Exercise description
Look through the records and report how many lines include the word "third", with no other words.

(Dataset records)

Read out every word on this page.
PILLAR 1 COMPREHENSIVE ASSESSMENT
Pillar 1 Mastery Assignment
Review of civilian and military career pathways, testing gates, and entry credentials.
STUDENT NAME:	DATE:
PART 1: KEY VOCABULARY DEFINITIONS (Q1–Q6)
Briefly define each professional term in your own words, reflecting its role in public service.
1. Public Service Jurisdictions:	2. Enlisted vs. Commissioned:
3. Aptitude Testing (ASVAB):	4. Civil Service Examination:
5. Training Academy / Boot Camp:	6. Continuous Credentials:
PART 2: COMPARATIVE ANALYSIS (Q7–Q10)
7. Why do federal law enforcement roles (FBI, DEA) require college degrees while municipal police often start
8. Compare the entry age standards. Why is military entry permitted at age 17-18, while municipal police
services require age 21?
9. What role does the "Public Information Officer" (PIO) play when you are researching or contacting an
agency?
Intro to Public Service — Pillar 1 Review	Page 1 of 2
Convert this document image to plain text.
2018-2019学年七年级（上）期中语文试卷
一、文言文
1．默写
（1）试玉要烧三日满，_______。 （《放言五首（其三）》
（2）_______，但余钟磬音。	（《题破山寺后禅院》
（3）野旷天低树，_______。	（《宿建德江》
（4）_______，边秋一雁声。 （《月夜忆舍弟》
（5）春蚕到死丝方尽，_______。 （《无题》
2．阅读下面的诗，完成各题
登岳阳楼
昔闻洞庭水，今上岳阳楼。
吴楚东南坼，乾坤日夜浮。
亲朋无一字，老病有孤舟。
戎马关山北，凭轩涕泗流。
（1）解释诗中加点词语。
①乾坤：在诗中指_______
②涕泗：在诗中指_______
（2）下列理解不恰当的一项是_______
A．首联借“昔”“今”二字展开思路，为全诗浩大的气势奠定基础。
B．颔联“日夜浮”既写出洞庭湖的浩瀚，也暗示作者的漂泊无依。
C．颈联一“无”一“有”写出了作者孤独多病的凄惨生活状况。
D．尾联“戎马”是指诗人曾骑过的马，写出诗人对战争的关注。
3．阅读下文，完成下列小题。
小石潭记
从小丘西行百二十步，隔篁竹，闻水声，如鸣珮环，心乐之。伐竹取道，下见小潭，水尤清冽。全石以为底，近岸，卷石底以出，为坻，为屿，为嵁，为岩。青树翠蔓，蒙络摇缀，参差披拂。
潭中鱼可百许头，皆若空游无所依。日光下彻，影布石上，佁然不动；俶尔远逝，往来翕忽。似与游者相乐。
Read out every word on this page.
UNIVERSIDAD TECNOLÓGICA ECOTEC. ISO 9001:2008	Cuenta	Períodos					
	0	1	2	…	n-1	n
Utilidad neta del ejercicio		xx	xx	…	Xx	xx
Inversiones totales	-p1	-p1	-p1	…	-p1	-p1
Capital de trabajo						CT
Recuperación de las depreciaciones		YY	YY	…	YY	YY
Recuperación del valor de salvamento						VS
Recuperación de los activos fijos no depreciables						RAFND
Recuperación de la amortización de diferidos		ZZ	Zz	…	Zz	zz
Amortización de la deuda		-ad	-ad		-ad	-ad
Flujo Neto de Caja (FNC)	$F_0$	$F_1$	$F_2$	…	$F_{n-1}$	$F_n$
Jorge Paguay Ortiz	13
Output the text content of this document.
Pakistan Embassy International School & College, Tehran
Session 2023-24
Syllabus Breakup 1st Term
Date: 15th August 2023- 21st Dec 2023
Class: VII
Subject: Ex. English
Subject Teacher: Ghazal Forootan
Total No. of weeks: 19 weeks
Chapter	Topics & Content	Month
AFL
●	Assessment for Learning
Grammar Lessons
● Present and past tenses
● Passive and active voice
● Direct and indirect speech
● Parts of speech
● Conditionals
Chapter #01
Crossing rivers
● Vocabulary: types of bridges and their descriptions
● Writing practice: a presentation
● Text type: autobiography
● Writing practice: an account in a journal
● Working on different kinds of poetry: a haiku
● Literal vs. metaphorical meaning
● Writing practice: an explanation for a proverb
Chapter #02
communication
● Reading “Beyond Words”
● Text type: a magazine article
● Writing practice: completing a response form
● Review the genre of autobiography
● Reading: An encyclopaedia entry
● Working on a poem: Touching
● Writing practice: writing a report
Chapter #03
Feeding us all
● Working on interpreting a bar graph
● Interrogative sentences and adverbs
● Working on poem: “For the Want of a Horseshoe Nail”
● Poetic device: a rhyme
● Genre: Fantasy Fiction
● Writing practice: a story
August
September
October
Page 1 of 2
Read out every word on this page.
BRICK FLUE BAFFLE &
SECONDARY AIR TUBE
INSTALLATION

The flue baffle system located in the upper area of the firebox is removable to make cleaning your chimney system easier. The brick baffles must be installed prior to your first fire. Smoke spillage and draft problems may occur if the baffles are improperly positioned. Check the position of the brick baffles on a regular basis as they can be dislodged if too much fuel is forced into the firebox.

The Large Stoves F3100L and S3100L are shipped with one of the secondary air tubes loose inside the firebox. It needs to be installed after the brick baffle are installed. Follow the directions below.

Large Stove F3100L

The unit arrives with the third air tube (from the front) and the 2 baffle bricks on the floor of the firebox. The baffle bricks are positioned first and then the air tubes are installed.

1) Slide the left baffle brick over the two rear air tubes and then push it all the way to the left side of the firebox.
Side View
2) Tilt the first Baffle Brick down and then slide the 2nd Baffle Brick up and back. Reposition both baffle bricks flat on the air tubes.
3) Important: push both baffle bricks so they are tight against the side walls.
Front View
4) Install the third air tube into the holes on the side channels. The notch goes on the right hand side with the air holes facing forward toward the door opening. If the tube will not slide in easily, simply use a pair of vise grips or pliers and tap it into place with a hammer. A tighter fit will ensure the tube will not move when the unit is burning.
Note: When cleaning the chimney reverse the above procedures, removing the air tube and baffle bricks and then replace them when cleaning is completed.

Completed exercise
2